(DIRECTIONS)
Images are not part of the copy; transcribe all the data exactly.

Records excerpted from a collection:
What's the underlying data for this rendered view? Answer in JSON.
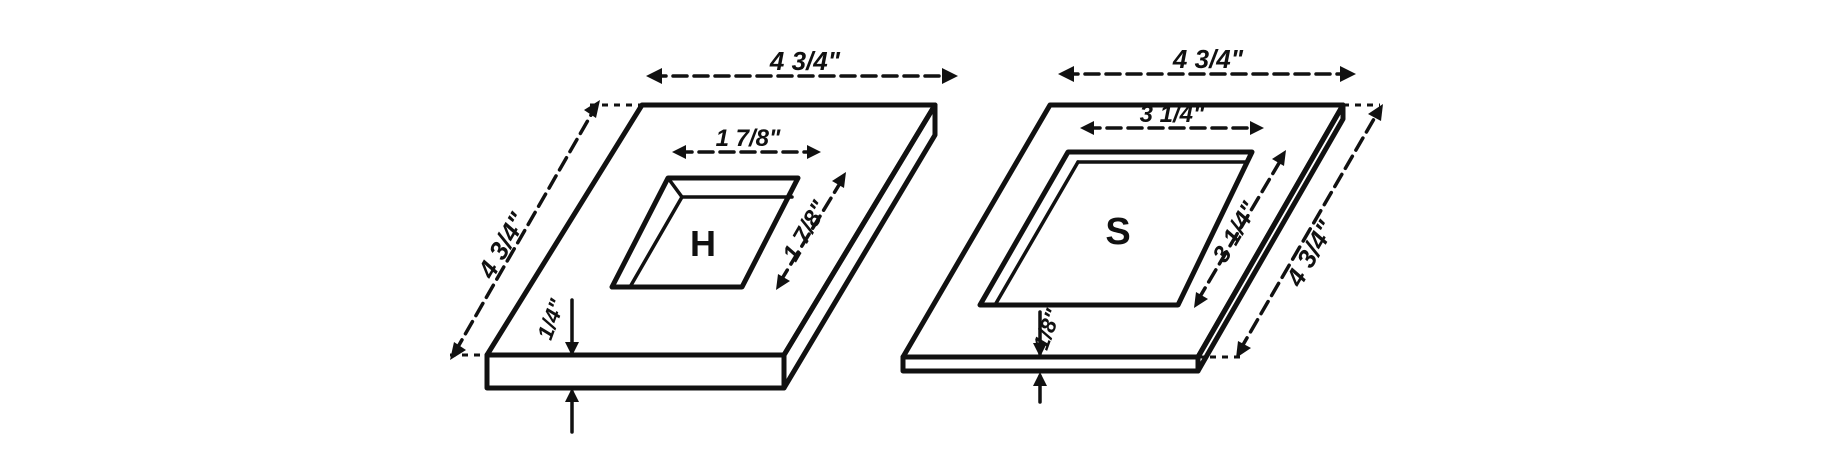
{
  "figure": {
    "plate_h": {
      "letter": "H",
      "top_width": "4 3/4\"",
      "left_height": "4 3/4\"",
      "opening_width": "1 7/8\"",
      "opening_height": "1 7/8\"",
      "thickness": "1/4\""
    },
    "plate_s": {
      "letter": "S",
      "top_width": "4 3/4\"",
      "right_height": "4 3/4\"",
      "opening_width": "3 1/4\"",
      "opening_height": "3 1/4\"",
      "thickness": "1/8\""
    }
  }
}
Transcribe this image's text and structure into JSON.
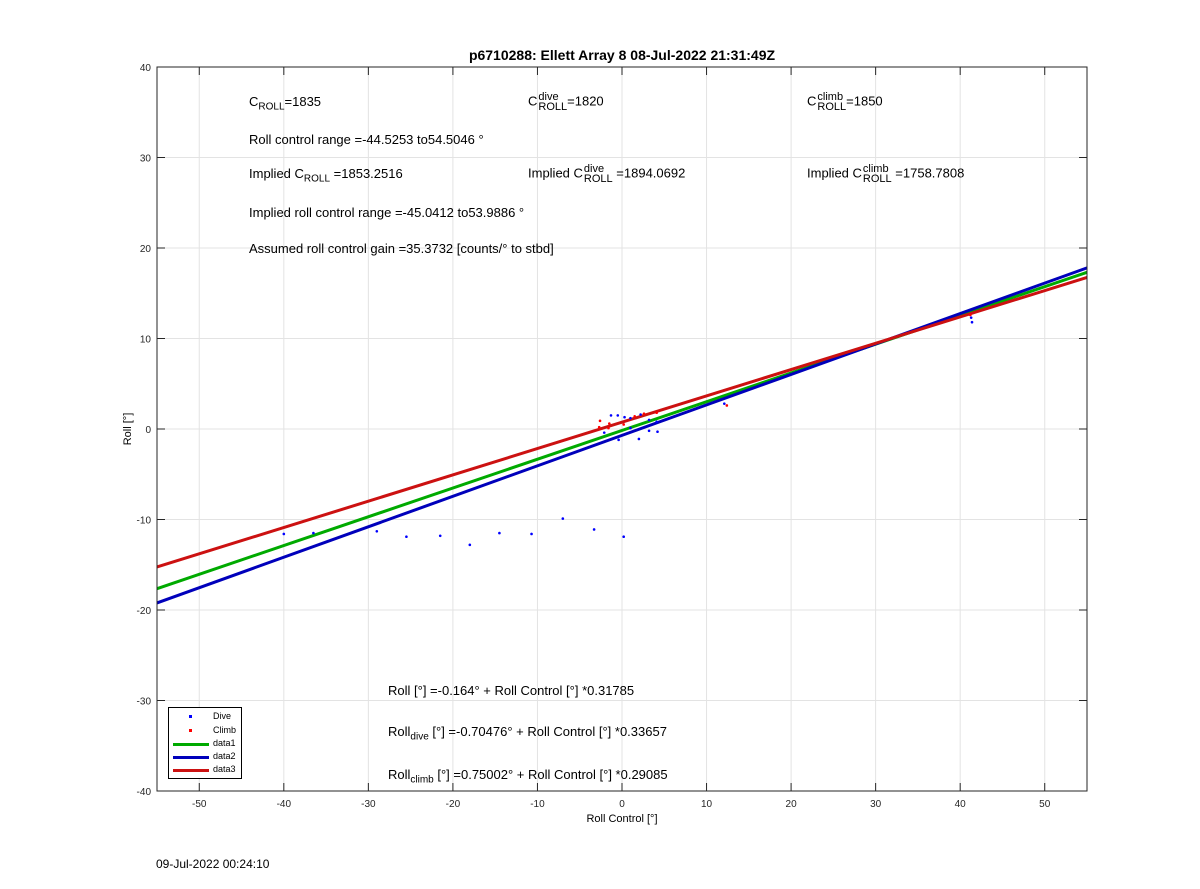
{
  "chart_data": {
    "type": "scatter",
    "title": "p6710288: Ellett Array 8 08-Jul-2022 21:31:49Z",
    "xlabel": "Roll Control [°]",
    "ylabel": "Roll [°]",
    "xlim": [
      -55,
      55
    ],
    "ylim": [
      -40,
      40
    ],
    "xticks": [
      -50,
      -40,
      -30,
      -20,
      -10,
      0,
      10,
      20,
      30,
      40,
      50
    ],
    "yticks": [
      -40,
      -30,
      -20,
      -10,
      0,
      10,
      20,
      30,
      40
    ],
    "grid": true,
    "legend_position": "bottom-left",
    "series": [
      {
        "name": "Dive",
        "kind": "points",
        "color": "#0000ff",
        "points": [
          [
            -40,
            -11.6
          ],
          [
            -36.5,
            -11.5
          ],
          [
            -29,
            -11.3
          ],
          [
            -25.5,
            -11.9
          ],
          [
            -21.5,
            -11.8
          ],
          [
            -18,
            -12.8
          ],
          [
            -14.5,
            -11.5
          ],
          [
            -10.7,
            -11.6
          ],
          [
            -7,
            -9.9
          ],
          [
            -3.3,
            -11.1
          ],
          [
            0.2,
            -11.9
          ],
          [
            -1.3,
            1.5
          ],
          [
            -0.5,
            1.5
          ],
          [
            0.3,
            1.3
          ],
          [
            1,
            1.2
          ],
          [
            2.2,
            1.6
          ],
          [
            3.2,
            1.0
          ],
          [
            4.1,
            0.8
          ],
          [
            -0.4,
            -1.2
          ],
          [
            2,
            -1.1
          ],
          [
            3.2,
            -0.2
          ],
          [
            4.2,
            -0.3
          ],
          [
            -2.1,
            -0.4
          ],
          [
            1,
            0.1
          ],
          [
            12.1,
            2.8
          ],
          [
            41.3,
            12.3
          ],
          [
            41.4,
            11.8
          ]
        ]
      },
      {
        "name": "Climb",
        "kind": "points",
        "color": "#ff0000",
        "points": [
          [
            -2.7,
            0.2
          ],
          [
            -2.6,
            0.9
          ],
          [
            -1.6,
            0.1
          ],
          [
            -1.5,
            0.6
          ],
          [
            0.2,
            0.5
          ],
          [
            1.5,
            1.4
          ],
          [
            2.6,
            1.7
          ],
          [
            4.1,
            1.8
          ],
          [
            12.4,
            2.6
          ],
          [
            41.2,
            12.6
          ]
        ]
      },
      {
        "name": "data1",
        "kind": "line",
        "color": "#00aa00",
        "intercept": -0.164,
        "slope": 0.31785
      },
      {
        "name": "data2",
        "kind": "line",
        "color": "#0000bb",
        "intercept": -0.70476,
        "slope": 0.33657
      },
      {
        "name": "data3",
        "kind": "line",
        "color": "#cc1111",
        "intercept": 0.75002,
        "slope": 0.29085
      }
    ],
    "annotations": {
      "c_roll_label": "C",
      "c_roll_sub": "ROLL",
      "c_roll_value": "=1835",
      "c_dive_label": "C",
      "c_dive_sup": "dive",
      "c_dive_sub": "ROLL",
      "c_dive_value": "=1820",
      "c_climb_label": "C",
      "c_climb_sup": "climb",
      "c_climb_sub": "ROLL",
      "c_climb_value": "=1850",
      "roll_range": "Roll control range =-44.5253 to54.5046 °",
      "implied_c_roll_prefix": "Implied C",
      "implied_c_roll_sub": "ROLL",
      "implied_c_roll_value": " =1853.2516",
      "implied_dive_prefix": "Implied C",
      "implied_dive_sup": "dive",
      "implied_dive_sub": "ROLL",
      "implied_dive_value": " =1894.0692",
      "implied_climb_prefix": "Implied C",
      "implied_climb_sup": "climb",
      "implied_climb_sub": "ROLL",
      "implied_climb_value": " =1758.7808",
      "implied_range": "Implied roll control range =-45.0412 to53.9886 °",
      "gain": "Assumed roll control gain =35.3732 [counts/° to stbd]",
      "fit_all": "Roll [°] =-0.164° + Roll Control [°] *0.31785",
      "fit_dive_prefix": "Roll",
      "fit_dive_sub": "dive",
      "fit_dive_rest": " [°] =-0.70476° + Roll Control [°] *0.33657",
      "fit_climb_prefix": "Roll",
      "fit_climb_sub": "climb",
      "fit_climb_rest": " [°] =0.75002° + Roll Control [°] *0.29085"
    }
  },
  "footer_timestamp": "09-Jul-2022 00:24:10"
}
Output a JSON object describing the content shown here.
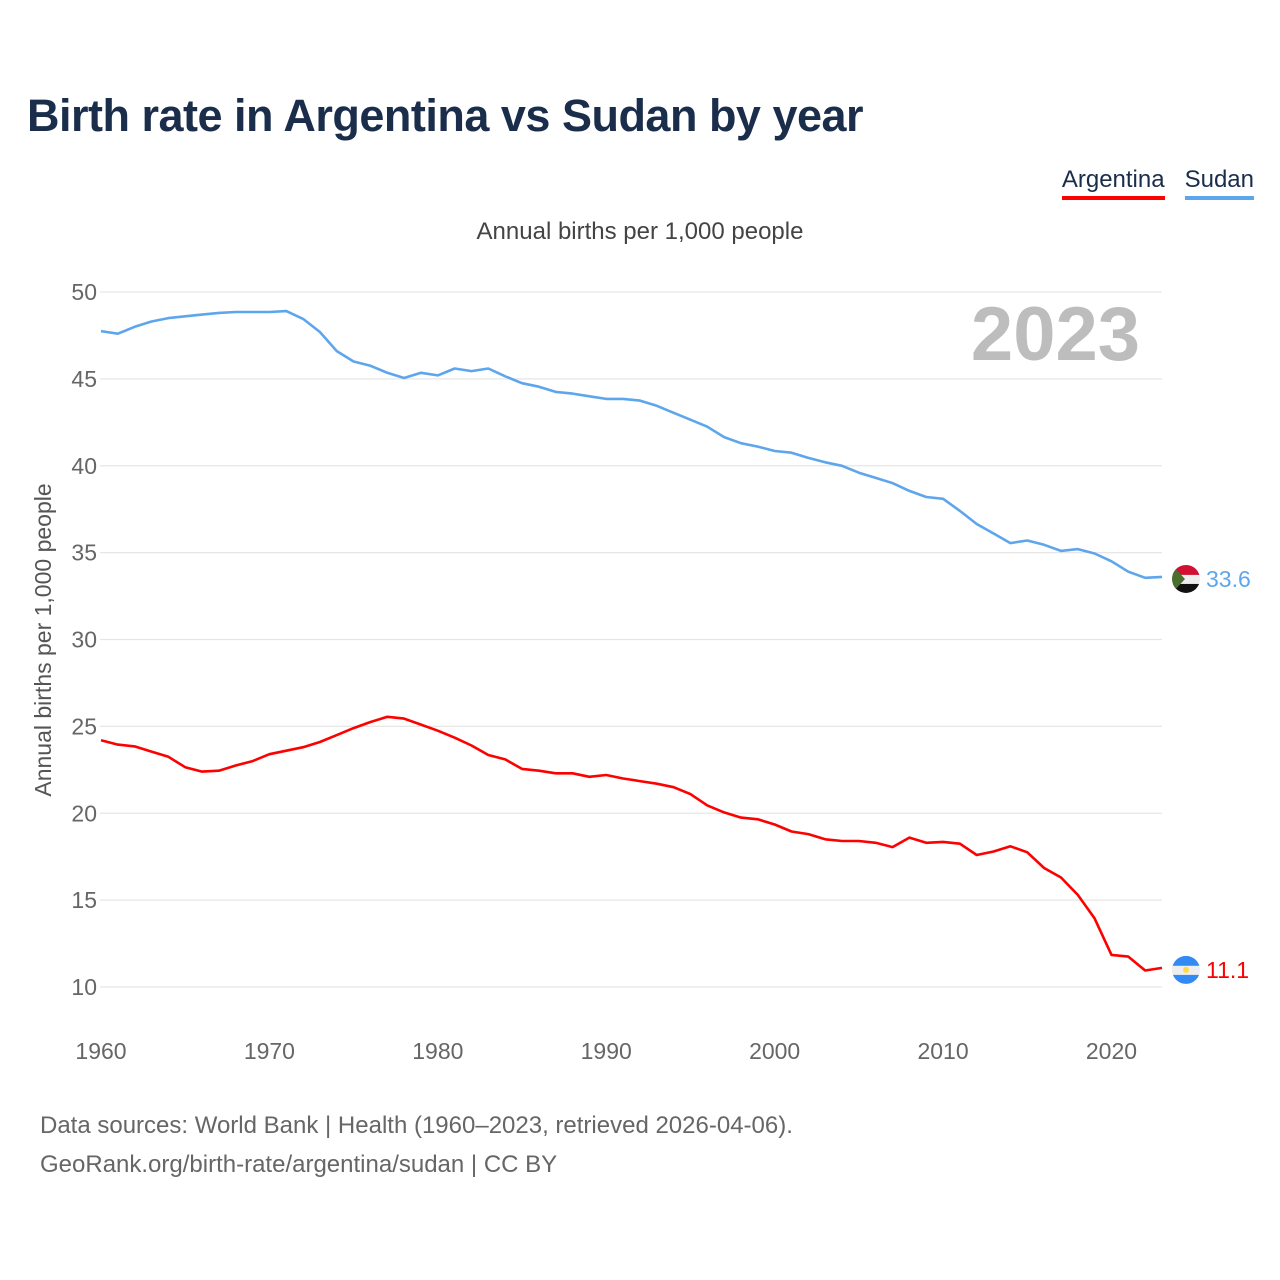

(TASK SOLUTION)
What's the underlying data for this rendered view? Answer in JSON.
{
  "figure": {
    "plate_h": {
      "letter": "H",
      "top_width": "4 3/4\"",
      "left_height": "4 3/4\"",
      "opening_width": "1 7/8\"",
      "opening_height": "1 7/8\"",
      "thickness": "1/4\""
    },
    "plate_s": {
      "letter": "S",
      "top_width": "4 3/4\"",
      "right_height": "4 3/4\"",
      "opening_width": "3 1/4\"",
      "opening_height": "3 1/4\"",
      "thickness": "1/8\""
    }
  }
}
Transcribe this image's text and structure into JSON.
{
  "chart_data": {
    "type": "scatter",
    "title": "p6710288: Ellett Array 8 08-Jul-2022 21:31:49Z",
    "xlabel": "Roll Control [°]",
    "ylabel": "Roll [°]",
    "xlim": [
      -55,
      55
    ],
    "ylim": [
      -40,
      40
    ],
    "xticks": [
      -50,
      -40,
      -30,
      -20,
      -10,
      0,
      10,
      20,
      30,
      40,
      50
    ],
    "yticks": [
      -40,
      -30,
      -20,
      -10,
      0,
      10,
      20,
      30,
      40
    ],
    "grid": true,
    "legend_position": "bottom-left",
    "series": [
      {
        "name": "Dive",
        "kind": "points",
        "color": "#0000ff",
        "points": [
          [
            -40,
            -11.6
          ],
          [
            -36.5,
            -11.5
          ],
          [
            -29,
            -11.3
          ],
          [
            -25.5,
            -11.9
          ],
          [
            -21.5,
            -11.8
          ],
          [
            -18,
            -12.8
          ],
          [
            -14.5,
            -11.5
          ],
          [
            -10.7,
            -11.6
          ],
          [
            -7,
            -9.9
          ],
          [
            -3.3,
            -11.1
          ],
          [
            0.2,
            -11.9
          ],
          [
            -1.3,
            1.5
          ],
          [
            -0.5,
            1.5
          ],
          [
            0.3,
            1.3
          ],
          [
            1,
            1.2
          ],
          [
            2.2,
            1.6
          ],
          [
            3.2,
            1.0
          ],
          [
            4.1,
            0.8
          ],
          [
            -0.4,
            -1.2
          ],
          [
            2,
            -1.1
          ],
          [
            3.2,
            -0.2
          ],
          [
            4.2,
            -0.3
          ],
          [
            -2.1,
            -0.4
          ],
          [
            1,
            0.1
          ],
          [
            12.1,
            2.8
          ],
          [
            41.3,
            12.3
          ],
          [
            41.4,
            11.8
          ]
        ]
      },
      {
        "name": "Climb",
        "kind": "points",
        "color": "#ff0000",
        "points": [
          [
            -2.7,
            0.2
          ],
          [
            -2.6,
            0.9
          ],
          [
            -1.6,
            0.1
          ],
          [
            -1.5,
            0.6
          ],
          [
            0.2,
            0.5
          ],
          [
            1.5,
            1.4
          ],
          [
            2.6,
            1.7
          ],
          [
            4.1,
            1.8
          ],
          [
            12.4,
            2.6
          ],
          [
            41.2,
            12.6
          ]
        ]
      },
      {
        "name": "data1",
        "kind": "line",
        "color": "#00aa00",
        "intercept": -0.164,
        "slope": 0.31785
      },
      {
        "name": "data2",
        "kind": "line",
        "color": "#0000bb",
        "intercept": -0.70476,
        "slope": 0.33657
      },
      {
        "name": "data3",
        "kind": "line",
        "color": "#cc1111",
        "intercept": 0.75002,
        "slope": 0.29085
      }
    ],
    "annotations": {
      "c_roll_label": "C",
      "c_roll_sub": "ROLL",
      "c_roll_value": "=1835",
      "c_dive_label": "C",
      "c_dive_sup": "dive",
      "c_dive_sub": "ROLL",
      "c_dive_value": "=1820",
      "c_climb_label": "C",
      "c_climb_sup": "climb",
      "c_climb_sub": "ROLL",
      "c_climb_value": "=1850",
      "roll_range": "Roll control range =-44.5253 to54.5046 °",
      "implied_c_roll_prefix": "Implied C",
      "implied_c_roll_sub": "ROLL",
      "implied_c_roll_value": " =1853.2516",
      "implied_dive_prefix": "Implied C",
      "implied_dive_sup": "dive",
      "implied_dive_sub": "ROLL",
      "implied_dive_value": " =1894.0692",
      "implied_climb_prefix": "Implied C",
      "implied_climb_sup": "climb",
      "implied_climb_sub": "ROLL",
      "implied_climb_value": " =1758.7808",
      "implied_range": "Implied roll control range =-45.0412 to53.9886 °",
      "gain": "Assumed roll control gain =35.3732 [counts/° to stbd]",
      "fit_all": "Roll [°] =-0.164° + Roll Control [°] *0.31785",
      "fit_dive_prefix": "Roll",
      "fit_dive_sub": "dive",
      "fit_dive_rest": " [°] =-0.70476° + Roll Control [°] *0.33657",
      "fit_climb_prefix": "Roll",
      "fit_climb_sub": "climb",
      "fit_climb_rest": " [°] =0.75002° + Roll Control [°] *0.29085"
    }
  },
  "footer_timestamp": "09-Jul-2022 00:24:10"
}
Output a JSON object describing the content shown here.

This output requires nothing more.